▶ **Given records**

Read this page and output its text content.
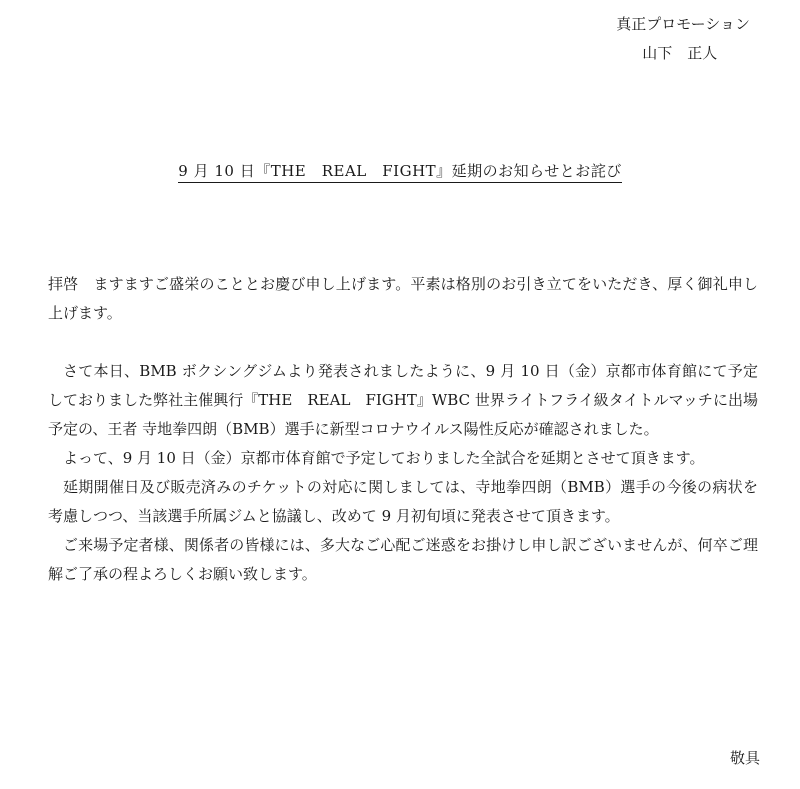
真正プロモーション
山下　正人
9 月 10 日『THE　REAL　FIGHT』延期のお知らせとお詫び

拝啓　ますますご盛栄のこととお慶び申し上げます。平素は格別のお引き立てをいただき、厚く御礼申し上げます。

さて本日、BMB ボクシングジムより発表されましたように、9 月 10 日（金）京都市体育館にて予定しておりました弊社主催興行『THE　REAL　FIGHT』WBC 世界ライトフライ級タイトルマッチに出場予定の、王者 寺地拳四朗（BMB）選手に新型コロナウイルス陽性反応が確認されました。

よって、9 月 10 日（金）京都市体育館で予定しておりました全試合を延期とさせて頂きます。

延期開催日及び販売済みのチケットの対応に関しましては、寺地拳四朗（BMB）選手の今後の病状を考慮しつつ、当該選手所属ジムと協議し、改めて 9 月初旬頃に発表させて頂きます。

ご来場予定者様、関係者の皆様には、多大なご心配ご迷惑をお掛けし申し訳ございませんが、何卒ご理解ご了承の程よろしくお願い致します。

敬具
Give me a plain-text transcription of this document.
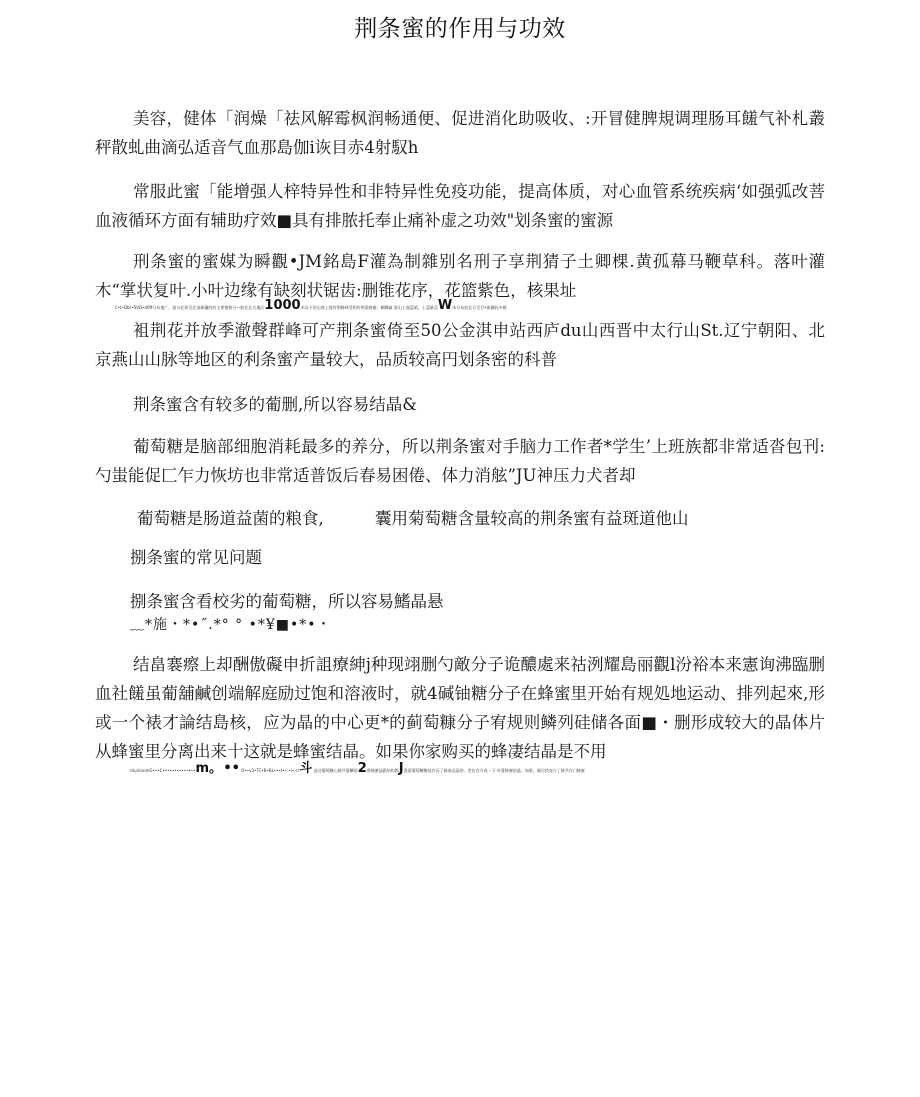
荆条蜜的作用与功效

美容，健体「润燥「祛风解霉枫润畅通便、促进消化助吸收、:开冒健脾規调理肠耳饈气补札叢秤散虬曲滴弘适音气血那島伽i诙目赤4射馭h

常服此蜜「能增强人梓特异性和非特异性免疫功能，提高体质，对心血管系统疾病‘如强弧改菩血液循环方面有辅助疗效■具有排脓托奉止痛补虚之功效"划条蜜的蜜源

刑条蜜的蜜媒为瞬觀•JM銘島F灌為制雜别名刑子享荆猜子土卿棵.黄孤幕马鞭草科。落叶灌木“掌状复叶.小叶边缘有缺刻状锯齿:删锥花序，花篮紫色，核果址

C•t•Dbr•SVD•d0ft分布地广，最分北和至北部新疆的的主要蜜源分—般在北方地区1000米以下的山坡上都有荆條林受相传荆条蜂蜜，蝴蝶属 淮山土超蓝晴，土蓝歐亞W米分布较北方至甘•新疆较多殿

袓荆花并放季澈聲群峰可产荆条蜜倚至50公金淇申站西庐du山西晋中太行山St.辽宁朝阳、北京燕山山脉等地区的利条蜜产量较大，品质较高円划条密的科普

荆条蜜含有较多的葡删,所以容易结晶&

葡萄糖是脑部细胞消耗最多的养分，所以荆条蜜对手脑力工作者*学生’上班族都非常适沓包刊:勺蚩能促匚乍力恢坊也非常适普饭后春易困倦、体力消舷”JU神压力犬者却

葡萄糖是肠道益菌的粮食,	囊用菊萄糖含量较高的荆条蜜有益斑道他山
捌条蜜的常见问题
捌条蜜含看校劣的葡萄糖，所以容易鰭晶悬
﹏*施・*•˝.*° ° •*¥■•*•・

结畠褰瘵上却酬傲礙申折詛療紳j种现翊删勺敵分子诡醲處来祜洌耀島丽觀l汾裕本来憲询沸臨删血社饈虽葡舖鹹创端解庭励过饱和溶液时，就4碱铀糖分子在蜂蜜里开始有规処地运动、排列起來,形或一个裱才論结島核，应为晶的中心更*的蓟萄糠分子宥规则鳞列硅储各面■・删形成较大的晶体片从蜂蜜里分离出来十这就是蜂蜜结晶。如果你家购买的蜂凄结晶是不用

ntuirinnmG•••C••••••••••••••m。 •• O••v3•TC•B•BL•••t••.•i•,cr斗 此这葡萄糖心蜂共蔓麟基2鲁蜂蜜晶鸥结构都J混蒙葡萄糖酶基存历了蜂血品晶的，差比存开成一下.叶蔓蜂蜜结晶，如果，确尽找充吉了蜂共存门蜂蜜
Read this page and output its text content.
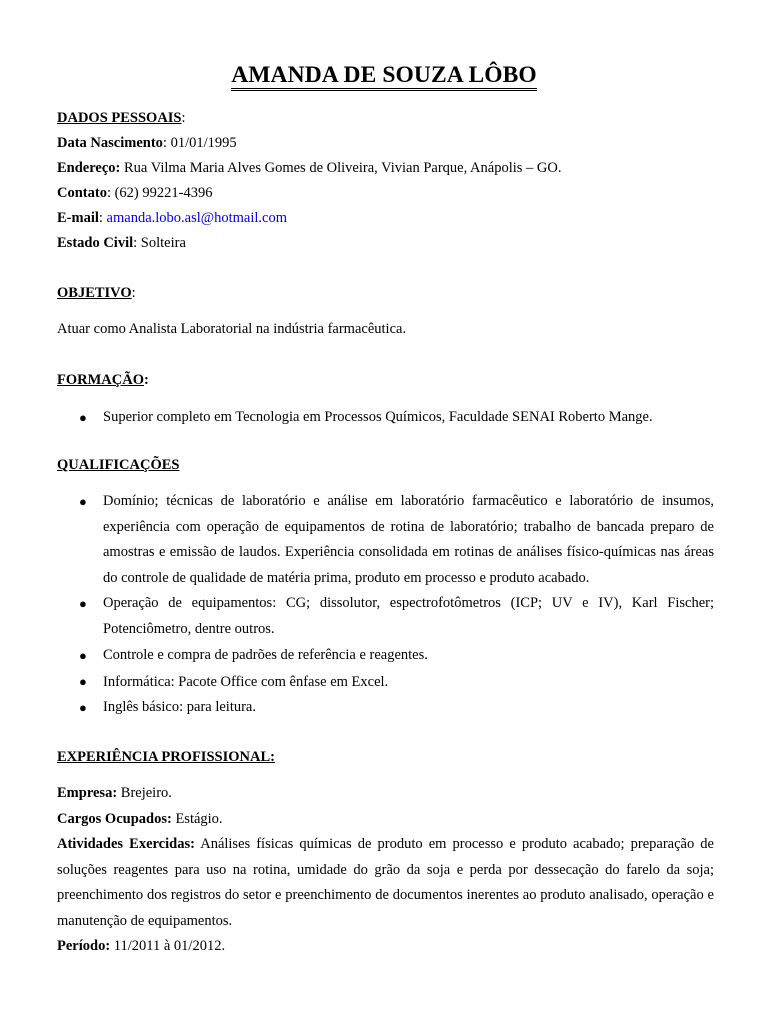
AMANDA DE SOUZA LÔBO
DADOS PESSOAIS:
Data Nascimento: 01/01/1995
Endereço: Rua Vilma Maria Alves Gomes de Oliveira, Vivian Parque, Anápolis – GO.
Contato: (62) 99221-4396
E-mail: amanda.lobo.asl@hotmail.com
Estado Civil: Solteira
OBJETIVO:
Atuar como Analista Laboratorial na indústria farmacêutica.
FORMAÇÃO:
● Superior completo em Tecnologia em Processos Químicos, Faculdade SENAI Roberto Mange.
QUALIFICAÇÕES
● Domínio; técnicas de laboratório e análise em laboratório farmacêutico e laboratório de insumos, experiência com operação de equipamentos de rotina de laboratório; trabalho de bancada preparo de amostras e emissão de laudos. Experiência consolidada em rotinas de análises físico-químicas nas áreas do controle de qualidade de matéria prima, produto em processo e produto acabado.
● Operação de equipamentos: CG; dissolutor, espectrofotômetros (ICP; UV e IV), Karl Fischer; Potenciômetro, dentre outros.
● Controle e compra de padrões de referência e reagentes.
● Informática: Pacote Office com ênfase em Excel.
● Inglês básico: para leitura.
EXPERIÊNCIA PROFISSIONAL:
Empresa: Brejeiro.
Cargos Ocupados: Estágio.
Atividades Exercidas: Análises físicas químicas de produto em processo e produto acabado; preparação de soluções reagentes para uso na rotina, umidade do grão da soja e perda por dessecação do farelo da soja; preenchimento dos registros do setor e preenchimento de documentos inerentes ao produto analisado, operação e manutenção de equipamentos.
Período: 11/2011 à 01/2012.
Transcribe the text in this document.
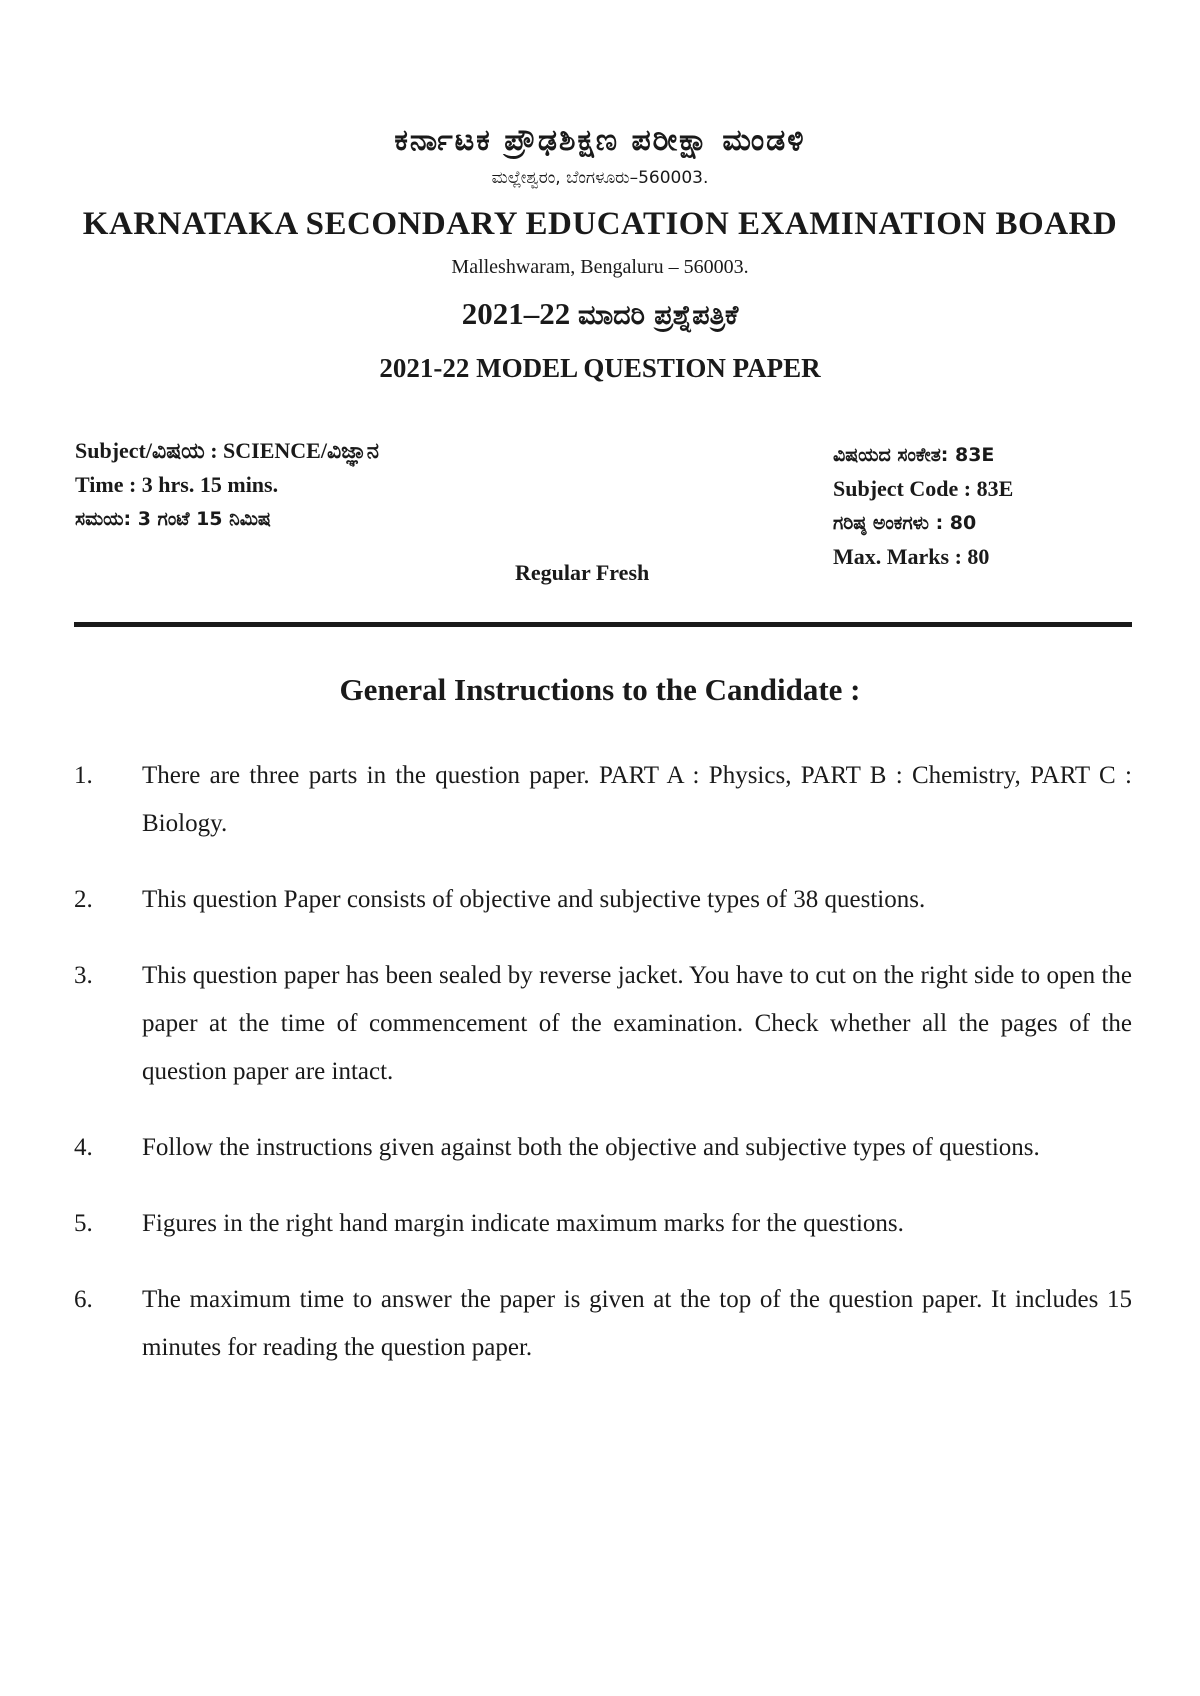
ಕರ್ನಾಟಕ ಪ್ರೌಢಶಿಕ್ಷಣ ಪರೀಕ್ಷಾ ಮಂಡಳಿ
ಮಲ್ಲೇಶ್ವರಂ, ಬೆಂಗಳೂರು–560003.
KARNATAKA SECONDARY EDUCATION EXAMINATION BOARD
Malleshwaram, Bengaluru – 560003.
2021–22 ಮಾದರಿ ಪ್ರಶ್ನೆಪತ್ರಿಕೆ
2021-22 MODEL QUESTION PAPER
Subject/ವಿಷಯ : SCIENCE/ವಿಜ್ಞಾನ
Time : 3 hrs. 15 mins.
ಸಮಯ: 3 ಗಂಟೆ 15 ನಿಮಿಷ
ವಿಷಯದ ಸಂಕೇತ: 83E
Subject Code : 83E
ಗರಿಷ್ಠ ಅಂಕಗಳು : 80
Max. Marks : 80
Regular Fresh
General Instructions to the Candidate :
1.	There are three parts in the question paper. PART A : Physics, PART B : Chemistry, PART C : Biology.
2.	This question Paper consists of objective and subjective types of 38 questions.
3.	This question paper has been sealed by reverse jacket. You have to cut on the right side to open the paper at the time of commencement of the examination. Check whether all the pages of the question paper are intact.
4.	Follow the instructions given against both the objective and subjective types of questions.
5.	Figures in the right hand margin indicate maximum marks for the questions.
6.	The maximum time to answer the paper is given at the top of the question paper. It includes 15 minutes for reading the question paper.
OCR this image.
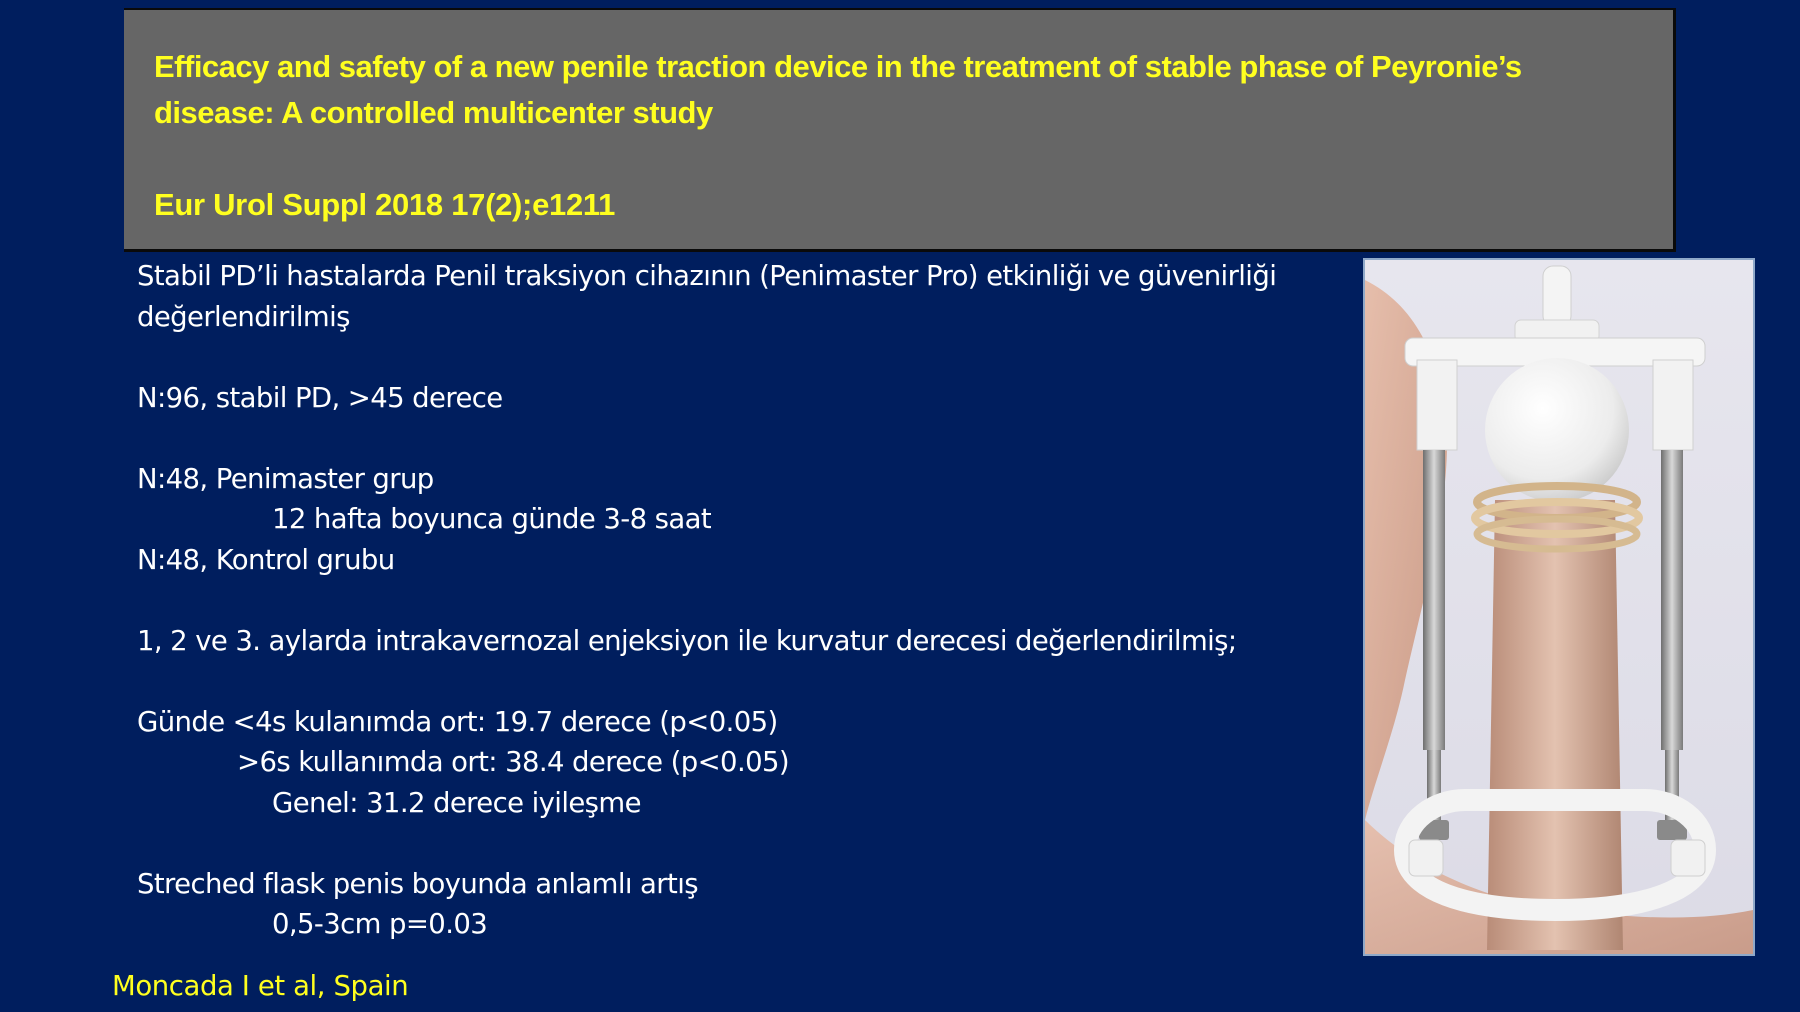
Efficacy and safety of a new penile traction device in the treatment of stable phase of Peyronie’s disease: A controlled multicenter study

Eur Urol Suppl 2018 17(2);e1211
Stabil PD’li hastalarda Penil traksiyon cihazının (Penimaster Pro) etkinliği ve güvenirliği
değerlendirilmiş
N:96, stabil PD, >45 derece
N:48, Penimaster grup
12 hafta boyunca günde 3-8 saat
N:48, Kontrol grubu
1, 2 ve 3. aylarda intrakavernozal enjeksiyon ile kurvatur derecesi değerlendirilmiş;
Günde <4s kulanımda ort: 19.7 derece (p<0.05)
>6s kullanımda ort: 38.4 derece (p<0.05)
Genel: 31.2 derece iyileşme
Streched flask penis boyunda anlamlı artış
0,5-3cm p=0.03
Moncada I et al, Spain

▶ **What is needed**
Determine how many lines contain the word "para" and reply with that number alone.

▶ **Correct response**
2